Tarefa proposta - Relacione todas as decisões e súmulas do STJ citadas no texto sobre contrabando e descaminho, com a identificação de cada uma como nele consta.

Texto extraído -
━━━━━━━━━━━━━━━━

Além disso, alguns autores apontam que este crime também protege o controle estatal das importações e das exportações.
É INAPLICÁVEL o princípio da insignificância.
Exceção: contrabando de pequena quantidade de medicamento para uso próprio (STJ EDcl no AgRg no REsp 1708371/PR).
APLICA-SE o princípio da insignificância se o valor do tributo cujo pagamento foi iludido não superar 20 mil reais (posição majoritária).
NÃO admite suspensão condicional do processo (a pena é de 2 a 5 anos).
Admite suspensão condicional do processo (a pena é de 1 a 4 anos).

João não praticou contrabando porque a comercialização do cigarro da marca “Fume Bien” é permitida no Brasil. Logo, não se trata de mercadoria proibida. No entanto, para que essa venda ocorresse, seria necessário que o comerciante recolhesse os tributos devidos. Como não o fez, responde por descaminho por equiparação.
Ressalte-se que, se os cigarros da marca “Fume Bien” fossem de importação proibida no Brasil (não fossem aprovados pela ANVISA), aí a conduta de João configuraria contrabando.

De quem será a competência para processar e julgar este delito?
Justiça Federal.
Compete à Justiça Federal processar e julgar a conduta de expor à venda cigarros de importação permitida pela ANVISA, sem nota fiscal e sem comprovação de pagamento de imposto de importação.
Como o descaminho tutela prioritariamente interesses da União, é de se reconhecer a competência da Justiça Federal para conduzir o inquérito policial e, eventualmente, caso seja oferecida denúncia, julgar a ação penal, aplicando-se o disposto no enunciado 151 do STJ:
Súmula 151-STJ: A competência para o processo e julgamento por crime de contrabando ou descaminho define-se pela prevenção do Juízo Federal do lugar da apreensão dos bens.

Compete à Justiça Federal a condução do inquérito que investiga o cometimento do delito previsto no art. 334, § 1º, IV, do Código Penal, na hipótese de venda de mercadoria estrangeira, permitida pela ANVISA, desacompanhada de nota fiscal e sem comprovação de pagamento de imposto de importação.
STJ. Plenário. CC 159.680-MG, Rel. Min. Reynaldo Soares da Fonseca, julgado em 08/08/2018 (Info 631).

Tese declinatória invocada por João
A defesa de João, a fim de afastar a competência da Justiça Federal, alegou que não houve transnacionalidade na conduta do agente.
João argumentou que a mercadoria apreendida já havia sido internalizada e que ele não concorreu de qualquer forma, direta ou indireta, para a efetiva importação desses cigarros.
Ele explicou que comprou os cigarros em Belo Horizonte (MG) e os revendia apenas nesta cidade, de sorte que a sua conduta não envolvia mais de um país, sendo apenas um comércio interno.

━━━━━━━━━━━━━━━━

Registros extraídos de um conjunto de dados

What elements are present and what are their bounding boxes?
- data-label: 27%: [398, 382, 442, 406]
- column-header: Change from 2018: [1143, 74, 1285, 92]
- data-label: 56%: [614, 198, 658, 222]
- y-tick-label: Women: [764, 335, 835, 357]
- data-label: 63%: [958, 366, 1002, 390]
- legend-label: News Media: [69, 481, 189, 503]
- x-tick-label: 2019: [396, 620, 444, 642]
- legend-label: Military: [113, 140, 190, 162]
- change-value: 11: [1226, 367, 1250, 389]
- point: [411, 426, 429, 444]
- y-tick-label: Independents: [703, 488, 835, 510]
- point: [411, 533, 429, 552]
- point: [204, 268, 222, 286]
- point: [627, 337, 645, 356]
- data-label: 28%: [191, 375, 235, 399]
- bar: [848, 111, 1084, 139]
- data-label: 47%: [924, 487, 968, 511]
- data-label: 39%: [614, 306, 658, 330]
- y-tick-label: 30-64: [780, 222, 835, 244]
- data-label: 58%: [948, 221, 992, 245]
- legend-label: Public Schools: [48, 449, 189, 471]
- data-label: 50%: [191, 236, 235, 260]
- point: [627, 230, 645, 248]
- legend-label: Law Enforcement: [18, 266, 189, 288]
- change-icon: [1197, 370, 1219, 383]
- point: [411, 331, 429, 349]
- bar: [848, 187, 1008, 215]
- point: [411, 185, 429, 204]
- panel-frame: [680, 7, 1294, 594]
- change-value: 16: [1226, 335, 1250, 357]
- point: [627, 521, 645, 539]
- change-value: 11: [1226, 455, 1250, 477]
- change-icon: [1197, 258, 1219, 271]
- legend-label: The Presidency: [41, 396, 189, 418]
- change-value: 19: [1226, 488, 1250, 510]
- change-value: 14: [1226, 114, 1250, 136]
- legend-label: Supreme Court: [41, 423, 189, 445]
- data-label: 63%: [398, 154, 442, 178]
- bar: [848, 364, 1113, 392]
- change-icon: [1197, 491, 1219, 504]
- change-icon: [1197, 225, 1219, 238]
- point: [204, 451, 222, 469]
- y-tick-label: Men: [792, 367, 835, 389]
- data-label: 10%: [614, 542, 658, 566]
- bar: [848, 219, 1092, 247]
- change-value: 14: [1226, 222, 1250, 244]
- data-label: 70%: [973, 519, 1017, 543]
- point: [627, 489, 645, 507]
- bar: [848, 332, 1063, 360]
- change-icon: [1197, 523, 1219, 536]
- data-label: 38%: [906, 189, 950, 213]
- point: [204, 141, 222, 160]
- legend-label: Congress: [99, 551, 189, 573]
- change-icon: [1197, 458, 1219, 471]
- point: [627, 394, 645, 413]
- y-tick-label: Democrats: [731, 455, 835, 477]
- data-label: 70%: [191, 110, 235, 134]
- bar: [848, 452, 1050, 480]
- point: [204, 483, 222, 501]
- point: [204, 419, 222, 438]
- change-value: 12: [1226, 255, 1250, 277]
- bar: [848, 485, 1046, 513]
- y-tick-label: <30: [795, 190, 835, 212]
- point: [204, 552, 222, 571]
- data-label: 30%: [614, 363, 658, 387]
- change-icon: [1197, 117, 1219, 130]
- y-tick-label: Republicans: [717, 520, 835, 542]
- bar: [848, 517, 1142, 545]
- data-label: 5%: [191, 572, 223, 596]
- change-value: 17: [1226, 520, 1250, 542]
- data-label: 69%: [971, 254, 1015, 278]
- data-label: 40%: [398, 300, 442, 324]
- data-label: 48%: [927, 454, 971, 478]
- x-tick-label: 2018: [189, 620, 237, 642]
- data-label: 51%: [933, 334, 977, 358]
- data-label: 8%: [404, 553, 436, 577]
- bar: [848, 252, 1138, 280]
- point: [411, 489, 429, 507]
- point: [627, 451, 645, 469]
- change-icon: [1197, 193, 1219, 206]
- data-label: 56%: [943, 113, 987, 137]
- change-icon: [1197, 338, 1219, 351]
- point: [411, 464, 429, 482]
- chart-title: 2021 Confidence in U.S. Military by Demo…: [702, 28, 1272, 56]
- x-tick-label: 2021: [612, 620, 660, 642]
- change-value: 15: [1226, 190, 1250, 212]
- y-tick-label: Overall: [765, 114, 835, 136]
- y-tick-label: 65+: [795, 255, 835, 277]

━━━━━━━━━━━━━━━━

Resposta ao problema -
- STJ EDcl no AgRg no REsp 1708371/PR
- Súmula 151-STJ
- STJ. Plenário. CC 159.680-MG, Rel. Min. Reynaldo Soares da Fonseca, julgado em 08/08/2018 (Info 631)